Data rows
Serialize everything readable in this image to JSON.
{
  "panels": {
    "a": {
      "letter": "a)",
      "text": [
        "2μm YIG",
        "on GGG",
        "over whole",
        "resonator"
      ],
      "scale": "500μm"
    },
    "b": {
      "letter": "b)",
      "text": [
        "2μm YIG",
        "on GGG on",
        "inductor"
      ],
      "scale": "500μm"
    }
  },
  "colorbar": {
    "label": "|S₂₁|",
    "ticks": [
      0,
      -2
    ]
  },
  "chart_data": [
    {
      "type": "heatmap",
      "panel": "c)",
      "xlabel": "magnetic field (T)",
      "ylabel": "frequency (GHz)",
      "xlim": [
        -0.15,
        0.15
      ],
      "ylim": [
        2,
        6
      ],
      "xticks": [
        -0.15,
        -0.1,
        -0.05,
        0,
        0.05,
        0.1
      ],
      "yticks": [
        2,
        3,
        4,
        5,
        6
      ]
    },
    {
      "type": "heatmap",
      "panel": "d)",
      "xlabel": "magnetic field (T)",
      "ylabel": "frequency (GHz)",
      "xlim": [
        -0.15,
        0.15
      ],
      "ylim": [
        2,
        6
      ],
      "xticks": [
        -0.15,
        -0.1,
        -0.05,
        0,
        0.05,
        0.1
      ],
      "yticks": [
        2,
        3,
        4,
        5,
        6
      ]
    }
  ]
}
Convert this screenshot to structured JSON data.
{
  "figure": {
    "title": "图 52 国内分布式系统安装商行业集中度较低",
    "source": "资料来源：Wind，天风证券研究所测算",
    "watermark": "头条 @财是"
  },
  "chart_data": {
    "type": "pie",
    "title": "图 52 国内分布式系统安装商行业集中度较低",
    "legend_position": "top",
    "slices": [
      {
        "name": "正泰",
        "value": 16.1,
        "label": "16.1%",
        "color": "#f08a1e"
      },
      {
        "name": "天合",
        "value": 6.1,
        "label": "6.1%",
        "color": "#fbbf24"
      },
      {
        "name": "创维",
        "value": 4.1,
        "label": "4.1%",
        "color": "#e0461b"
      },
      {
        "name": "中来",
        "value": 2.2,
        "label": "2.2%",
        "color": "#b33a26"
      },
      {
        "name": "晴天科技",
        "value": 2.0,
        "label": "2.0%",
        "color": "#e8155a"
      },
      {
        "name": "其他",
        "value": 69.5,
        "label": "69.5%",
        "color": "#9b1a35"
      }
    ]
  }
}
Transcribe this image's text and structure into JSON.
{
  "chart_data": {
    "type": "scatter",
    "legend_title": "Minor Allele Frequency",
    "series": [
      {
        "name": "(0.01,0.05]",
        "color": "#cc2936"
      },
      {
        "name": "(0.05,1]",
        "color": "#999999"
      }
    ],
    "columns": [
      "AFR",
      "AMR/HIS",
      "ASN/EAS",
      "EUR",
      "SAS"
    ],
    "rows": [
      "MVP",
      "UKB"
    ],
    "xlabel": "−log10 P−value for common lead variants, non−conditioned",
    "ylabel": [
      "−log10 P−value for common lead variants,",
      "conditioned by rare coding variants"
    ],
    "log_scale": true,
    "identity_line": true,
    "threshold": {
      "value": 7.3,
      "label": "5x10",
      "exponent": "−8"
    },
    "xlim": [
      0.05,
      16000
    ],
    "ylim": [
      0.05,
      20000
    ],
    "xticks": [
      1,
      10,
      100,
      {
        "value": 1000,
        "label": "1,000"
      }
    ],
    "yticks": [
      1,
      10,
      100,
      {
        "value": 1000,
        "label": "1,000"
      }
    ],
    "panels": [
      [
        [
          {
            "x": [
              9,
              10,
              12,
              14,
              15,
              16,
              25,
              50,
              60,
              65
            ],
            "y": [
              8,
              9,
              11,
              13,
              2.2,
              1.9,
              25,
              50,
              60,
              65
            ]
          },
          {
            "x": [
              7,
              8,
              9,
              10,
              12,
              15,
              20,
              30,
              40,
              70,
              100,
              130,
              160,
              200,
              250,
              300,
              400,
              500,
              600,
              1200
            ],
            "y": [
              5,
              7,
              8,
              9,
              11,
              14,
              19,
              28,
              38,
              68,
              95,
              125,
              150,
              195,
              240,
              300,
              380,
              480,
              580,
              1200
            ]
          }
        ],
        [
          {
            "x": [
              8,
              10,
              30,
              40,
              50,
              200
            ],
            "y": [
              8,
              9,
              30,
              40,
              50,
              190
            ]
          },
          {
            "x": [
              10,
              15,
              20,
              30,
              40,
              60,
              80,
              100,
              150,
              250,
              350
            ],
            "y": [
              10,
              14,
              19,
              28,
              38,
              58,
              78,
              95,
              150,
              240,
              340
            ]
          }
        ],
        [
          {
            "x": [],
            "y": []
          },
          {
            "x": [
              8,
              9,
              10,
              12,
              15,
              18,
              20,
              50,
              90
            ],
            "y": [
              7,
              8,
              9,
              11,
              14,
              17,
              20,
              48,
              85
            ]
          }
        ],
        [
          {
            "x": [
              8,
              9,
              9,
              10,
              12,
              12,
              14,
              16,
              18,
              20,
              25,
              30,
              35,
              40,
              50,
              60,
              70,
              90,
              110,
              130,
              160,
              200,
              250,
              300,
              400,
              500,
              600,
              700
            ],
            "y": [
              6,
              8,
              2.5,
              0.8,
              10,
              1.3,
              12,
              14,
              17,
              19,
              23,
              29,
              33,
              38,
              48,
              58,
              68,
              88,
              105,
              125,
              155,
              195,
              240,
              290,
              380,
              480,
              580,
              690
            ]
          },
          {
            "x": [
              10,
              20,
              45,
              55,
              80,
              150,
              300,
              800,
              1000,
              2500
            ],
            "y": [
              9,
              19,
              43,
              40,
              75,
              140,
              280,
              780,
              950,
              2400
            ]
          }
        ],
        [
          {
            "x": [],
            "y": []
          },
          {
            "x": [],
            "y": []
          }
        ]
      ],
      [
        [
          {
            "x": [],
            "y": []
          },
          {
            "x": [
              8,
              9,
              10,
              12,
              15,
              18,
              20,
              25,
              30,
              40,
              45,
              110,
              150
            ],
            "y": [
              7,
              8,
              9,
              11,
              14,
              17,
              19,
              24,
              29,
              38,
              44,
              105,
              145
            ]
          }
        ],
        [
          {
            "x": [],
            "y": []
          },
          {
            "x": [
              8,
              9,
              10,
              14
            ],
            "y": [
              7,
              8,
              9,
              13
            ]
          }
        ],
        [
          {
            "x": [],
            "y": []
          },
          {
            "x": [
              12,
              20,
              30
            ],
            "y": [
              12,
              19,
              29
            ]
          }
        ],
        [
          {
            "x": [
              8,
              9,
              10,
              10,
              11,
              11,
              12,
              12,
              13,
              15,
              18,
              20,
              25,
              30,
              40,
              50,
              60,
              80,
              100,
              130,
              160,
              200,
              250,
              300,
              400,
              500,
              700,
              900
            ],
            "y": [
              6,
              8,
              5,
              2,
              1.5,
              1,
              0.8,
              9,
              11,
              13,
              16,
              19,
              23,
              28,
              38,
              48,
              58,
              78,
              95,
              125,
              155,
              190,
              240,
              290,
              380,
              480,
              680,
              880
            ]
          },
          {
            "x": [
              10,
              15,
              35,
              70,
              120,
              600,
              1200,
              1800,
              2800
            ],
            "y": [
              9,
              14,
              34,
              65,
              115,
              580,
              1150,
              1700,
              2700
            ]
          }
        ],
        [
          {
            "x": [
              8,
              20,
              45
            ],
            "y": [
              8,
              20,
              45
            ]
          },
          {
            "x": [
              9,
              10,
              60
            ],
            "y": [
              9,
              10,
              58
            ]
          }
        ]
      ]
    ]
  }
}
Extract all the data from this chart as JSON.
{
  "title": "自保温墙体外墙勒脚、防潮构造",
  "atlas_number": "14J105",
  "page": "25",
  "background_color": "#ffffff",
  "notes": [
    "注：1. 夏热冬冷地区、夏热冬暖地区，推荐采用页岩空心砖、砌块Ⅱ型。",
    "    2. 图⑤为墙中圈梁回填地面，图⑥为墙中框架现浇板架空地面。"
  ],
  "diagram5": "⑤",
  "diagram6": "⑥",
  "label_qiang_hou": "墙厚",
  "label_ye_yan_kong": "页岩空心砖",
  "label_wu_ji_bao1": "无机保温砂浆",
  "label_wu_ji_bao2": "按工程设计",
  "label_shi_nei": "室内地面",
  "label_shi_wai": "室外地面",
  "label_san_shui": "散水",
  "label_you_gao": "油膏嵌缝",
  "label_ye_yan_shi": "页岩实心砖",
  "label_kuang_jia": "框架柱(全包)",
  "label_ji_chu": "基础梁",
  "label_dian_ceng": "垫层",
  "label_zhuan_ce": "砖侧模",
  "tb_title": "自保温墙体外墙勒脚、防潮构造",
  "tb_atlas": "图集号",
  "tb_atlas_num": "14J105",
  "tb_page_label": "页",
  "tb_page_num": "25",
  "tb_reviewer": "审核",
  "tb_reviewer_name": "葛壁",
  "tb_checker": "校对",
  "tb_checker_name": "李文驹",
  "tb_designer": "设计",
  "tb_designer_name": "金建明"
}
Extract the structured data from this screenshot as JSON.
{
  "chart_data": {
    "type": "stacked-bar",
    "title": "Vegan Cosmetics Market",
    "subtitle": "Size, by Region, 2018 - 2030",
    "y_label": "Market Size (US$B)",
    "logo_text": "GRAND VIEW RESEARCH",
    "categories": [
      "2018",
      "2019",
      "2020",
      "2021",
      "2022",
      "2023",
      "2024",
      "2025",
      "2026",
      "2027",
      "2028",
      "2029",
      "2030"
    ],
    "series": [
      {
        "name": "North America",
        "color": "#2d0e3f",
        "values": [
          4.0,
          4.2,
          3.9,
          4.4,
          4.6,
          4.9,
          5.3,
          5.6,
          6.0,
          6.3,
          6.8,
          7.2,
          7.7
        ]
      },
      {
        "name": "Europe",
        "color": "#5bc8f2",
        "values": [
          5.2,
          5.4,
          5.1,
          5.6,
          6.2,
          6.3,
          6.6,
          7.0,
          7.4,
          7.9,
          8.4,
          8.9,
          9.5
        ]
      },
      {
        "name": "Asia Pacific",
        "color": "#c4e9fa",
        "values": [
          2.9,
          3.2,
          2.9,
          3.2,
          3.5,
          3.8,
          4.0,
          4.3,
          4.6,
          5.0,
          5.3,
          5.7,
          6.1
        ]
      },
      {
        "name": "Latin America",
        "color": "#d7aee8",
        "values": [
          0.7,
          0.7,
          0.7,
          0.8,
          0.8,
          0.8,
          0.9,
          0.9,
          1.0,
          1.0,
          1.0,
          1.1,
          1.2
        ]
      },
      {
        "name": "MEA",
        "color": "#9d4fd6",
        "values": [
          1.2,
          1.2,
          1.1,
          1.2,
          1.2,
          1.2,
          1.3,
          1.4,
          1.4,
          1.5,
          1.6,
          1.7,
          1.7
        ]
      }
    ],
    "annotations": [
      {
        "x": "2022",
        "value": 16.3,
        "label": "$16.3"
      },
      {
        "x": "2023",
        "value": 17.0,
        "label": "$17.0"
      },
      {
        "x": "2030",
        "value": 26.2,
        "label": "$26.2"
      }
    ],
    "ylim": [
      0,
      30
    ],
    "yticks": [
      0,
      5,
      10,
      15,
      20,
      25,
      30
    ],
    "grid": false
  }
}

The problem
Among the records above, find each line holding the string "type" and pull it out.

Output of the exercise
      "type": "heatmap",
      "type": "heatmap",
    "type": "pie",
    "type": "scatter",
    "type": "stacked-bar",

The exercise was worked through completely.